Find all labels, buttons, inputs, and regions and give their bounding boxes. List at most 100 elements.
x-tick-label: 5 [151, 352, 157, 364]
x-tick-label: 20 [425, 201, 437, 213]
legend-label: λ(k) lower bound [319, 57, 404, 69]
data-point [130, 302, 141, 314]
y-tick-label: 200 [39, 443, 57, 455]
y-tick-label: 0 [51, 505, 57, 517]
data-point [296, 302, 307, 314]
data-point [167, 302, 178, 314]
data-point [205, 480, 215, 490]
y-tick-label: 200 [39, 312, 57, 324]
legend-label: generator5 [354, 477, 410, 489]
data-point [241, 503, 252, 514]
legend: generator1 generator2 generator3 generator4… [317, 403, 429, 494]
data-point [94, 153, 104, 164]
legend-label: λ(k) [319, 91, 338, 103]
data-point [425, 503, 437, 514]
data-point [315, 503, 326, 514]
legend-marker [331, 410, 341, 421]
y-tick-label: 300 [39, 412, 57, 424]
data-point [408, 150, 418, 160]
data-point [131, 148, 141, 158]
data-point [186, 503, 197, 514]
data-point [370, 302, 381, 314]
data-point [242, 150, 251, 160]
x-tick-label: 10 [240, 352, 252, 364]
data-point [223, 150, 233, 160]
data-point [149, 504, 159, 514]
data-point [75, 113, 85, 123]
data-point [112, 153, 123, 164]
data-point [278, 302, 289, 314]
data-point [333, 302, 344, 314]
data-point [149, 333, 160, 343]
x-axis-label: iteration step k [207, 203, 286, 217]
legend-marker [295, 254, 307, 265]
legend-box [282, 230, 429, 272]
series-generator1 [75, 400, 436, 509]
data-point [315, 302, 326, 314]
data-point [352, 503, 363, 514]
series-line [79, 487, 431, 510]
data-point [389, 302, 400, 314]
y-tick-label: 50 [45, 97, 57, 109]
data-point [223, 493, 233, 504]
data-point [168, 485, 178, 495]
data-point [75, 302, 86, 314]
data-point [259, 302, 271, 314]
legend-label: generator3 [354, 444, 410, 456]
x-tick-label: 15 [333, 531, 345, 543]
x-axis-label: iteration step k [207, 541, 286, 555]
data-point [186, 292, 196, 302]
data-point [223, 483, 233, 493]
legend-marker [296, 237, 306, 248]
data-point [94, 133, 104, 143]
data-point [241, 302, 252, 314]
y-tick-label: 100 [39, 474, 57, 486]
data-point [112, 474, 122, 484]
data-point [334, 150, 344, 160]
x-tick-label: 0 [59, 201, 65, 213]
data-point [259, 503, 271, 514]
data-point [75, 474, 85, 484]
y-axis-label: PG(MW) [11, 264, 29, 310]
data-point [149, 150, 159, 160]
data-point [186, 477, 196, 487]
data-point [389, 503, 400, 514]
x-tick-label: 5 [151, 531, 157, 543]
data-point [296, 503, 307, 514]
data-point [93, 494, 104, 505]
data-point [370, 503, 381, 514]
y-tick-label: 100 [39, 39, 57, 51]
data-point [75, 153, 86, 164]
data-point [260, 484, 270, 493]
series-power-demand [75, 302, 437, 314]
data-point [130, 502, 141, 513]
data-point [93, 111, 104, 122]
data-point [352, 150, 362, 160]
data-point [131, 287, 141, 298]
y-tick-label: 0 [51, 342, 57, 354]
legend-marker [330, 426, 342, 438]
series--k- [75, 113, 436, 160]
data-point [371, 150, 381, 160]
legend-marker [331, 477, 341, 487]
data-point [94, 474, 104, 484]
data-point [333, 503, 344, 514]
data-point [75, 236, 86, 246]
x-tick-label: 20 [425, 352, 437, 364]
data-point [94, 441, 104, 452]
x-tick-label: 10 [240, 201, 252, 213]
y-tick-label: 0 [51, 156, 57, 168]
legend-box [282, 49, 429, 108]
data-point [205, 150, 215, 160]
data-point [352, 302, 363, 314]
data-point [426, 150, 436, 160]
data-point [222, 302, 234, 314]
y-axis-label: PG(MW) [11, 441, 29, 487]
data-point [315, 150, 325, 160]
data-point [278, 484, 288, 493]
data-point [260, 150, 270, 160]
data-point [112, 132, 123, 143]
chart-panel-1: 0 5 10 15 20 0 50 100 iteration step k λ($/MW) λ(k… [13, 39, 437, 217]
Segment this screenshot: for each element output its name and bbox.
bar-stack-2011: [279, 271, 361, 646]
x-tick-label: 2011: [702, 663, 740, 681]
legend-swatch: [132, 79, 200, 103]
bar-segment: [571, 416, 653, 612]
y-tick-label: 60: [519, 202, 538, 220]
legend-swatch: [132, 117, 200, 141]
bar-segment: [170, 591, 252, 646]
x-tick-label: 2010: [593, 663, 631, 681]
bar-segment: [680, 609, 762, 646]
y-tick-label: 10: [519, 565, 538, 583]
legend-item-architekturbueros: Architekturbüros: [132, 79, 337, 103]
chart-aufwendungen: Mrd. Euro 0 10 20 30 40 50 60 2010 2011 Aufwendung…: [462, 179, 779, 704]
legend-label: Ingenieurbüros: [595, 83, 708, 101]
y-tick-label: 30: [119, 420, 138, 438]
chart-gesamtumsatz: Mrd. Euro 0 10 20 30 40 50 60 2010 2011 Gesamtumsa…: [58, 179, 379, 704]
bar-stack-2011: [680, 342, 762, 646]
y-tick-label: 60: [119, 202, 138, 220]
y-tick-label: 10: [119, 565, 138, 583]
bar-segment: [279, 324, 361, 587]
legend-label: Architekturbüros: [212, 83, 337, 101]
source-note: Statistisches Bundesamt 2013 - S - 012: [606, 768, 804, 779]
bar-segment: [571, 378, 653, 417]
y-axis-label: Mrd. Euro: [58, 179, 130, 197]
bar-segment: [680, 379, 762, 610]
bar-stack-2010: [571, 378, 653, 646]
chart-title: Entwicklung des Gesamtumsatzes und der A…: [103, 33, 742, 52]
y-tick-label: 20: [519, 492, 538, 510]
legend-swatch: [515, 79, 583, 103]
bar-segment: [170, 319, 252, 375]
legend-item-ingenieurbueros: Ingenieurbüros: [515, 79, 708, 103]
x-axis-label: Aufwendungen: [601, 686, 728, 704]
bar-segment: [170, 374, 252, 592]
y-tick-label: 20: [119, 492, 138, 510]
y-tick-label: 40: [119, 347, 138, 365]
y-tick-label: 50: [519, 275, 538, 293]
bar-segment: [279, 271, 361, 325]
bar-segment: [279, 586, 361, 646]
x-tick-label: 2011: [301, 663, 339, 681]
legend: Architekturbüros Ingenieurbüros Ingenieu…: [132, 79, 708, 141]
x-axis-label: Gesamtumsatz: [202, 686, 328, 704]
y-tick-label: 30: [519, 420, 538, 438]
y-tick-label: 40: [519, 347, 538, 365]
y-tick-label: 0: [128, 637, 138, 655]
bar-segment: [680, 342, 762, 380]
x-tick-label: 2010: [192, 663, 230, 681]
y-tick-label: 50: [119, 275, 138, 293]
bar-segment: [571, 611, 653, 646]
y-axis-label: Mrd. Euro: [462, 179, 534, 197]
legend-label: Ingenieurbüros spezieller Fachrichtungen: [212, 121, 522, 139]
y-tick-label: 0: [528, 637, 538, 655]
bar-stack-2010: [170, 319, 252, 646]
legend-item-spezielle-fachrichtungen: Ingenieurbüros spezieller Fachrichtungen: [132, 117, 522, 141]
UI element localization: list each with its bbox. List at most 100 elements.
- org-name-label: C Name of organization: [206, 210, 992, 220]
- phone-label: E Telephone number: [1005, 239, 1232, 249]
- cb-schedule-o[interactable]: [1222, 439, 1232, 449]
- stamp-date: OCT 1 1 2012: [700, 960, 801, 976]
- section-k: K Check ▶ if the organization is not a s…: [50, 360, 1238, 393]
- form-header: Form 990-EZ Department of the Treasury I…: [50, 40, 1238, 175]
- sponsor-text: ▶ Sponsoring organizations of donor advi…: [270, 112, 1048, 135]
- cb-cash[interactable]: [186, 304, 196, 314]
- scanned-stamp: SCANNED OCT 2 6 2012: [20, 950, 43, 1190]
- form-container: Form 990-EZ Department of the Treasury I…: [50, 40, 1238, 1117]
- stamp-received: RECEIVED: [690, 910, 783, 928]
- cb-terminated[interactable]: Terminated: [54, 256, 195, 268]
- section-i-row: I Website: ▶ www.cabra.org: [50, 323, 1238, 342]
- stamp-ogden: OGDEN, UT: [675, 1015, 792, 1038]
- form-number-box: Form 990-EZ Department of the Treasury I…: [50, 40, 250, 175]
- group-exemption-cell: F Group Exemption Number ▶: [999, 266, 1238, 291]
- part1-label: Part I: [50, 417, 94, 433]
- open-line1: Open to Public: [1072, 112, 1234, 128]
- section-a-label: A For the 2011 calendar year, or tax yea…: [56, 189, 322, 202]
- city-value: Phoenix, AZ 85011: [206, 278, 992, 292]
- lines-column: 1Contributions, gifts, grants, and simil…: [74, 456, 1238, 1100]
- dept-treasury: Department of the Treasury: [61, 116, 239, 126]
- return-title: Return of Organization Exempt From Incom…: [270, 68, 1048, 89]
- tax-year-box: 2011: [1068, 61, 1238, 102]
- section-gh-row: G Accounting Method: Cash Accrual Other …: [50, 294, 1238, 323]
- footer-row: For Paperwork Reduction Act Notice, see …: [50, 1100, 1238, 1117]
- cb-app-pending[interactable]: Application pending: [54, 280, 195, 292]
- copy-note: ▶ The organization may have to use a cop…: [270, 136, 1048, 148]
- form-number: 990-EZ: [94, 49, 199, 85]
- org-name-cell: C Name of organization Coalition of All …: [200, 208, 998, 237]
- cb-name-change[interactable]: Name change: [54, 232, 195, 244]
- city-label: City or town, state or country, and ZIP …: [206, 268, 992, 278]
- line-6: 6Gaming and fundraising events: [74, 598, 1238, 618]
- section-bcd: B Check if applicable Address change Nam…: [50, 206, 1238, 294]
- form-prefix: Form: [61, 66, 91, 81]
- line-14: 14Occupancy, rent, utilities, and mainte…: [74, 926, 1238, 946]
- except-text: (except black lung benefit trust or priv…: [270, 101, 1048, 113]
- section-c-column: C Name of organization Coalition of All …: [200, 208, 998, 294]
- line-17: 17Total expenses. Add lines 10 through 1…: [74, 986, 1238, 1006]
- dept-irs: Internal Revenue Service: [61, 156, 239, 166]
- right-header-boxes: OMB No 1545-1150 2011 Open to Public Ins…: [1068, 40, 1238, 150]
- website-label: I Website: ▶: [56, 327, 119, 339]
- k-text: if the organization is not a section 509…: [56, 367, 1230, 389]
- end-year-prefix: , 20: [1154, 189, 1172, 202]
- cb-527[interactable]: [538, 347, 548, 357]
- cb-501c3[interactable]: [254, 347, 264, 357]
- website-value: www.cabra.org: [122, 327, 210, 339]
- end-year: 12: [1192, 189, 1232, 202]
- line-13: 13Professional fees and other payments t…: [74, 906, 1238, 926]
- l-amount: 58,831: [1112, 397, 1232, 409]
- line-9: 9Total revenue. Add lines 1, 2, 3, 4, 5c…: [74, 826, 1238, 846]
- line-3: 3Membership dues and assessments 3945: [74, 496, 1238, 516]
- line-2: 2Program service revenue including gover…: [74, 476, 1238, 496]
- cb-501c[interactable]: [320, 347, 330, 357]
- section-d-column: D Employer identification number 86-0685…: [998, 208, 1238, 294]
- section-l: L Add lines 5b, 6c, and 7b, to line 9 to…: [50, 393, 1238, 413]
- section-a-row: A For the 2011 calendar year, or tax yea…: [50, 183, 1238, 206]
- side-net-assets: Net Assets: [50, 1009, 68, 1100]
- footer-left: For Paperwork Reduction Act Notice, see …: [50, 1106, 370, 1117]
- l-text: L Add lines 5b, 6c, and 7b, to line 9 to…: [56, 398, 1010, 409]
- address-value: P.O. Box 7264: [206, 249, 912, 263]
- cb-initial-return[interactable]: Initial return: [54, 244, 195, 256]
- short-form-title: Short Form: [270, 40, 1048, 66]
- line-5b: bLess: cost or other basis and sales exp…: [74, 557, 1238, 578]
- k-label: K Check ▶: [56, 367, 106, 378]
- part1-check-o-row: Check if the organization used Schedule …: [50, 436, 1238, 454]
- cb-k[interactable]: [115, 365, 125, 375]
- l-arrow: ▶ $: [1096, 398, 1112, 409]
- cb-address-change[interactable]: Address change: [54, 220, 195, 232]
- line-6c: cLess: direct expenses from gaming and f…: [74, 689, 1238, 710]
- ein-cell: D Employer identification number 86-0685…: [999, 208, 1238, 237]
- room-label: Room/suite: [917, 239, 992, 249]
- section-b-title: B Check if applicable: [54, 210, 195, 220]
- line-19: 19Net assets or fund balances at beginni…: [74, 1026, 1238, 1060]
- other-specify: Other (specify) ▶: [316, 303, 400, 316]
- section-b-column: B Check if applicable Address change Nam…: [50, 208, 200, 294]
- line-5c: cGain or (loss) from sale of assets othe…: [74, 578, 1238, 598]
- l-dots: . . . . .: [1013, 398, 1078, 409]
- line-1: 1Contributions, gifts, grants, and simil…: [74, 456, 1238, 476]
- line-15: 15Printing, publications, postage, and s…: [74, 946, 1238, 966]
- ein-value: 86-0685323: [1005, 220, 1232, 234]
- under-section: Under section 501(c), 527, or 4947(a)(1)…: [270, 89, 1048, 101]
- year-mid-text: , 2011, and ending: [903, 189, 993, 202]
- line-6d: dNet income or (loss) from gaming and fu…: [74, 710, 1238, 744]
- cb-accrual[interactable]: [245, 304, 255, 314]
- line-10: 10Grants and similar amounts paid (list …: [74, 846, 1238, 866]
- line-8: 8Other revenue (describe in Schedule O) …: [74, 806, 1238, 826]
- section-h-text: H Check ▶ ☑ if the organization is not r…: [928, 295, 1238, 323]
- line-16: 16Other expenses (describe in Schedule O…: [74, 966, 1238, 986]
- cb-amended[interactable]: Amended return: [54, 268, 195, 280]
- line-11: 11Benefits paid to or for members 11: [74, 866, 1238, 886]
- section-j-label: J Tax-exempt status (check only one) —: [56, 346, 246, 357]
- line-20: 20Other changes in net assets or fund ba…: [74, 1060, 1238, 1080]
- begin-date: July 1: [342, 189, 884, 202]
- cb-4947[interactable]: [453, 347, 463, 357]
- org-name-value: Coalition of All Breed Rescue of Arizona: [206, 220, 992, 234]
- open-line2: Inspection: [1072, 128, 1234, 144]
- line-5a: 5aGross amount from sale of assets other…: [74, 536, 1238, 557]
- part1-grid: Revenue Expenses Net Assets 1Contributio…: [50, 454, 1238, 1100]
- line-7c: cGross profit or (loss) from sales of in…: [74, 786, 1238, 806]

Goal of the exercise | Rewrite the rows as a numbered list, starting at the first row and going on through the line that contains "y-tick-label: 200 [39, 443, 57, 455]", both included. Skip any blank lines.

Answer to the exercise |
1. Find all labels, buttons, inputs, and regions and give their bounding boxes. List at most 100 elements.
2. x-tick-label: 5 [151, 352, 157, 364]
3. x-tick-label: 20 [425, 201, 437, 213]
4. legend-label: λ(k) lower bound [319, 57, 404, 69]
5. data-point [130, 302, 141, 314]
6. y-tick-label: 200 [39, 443, 57, 455]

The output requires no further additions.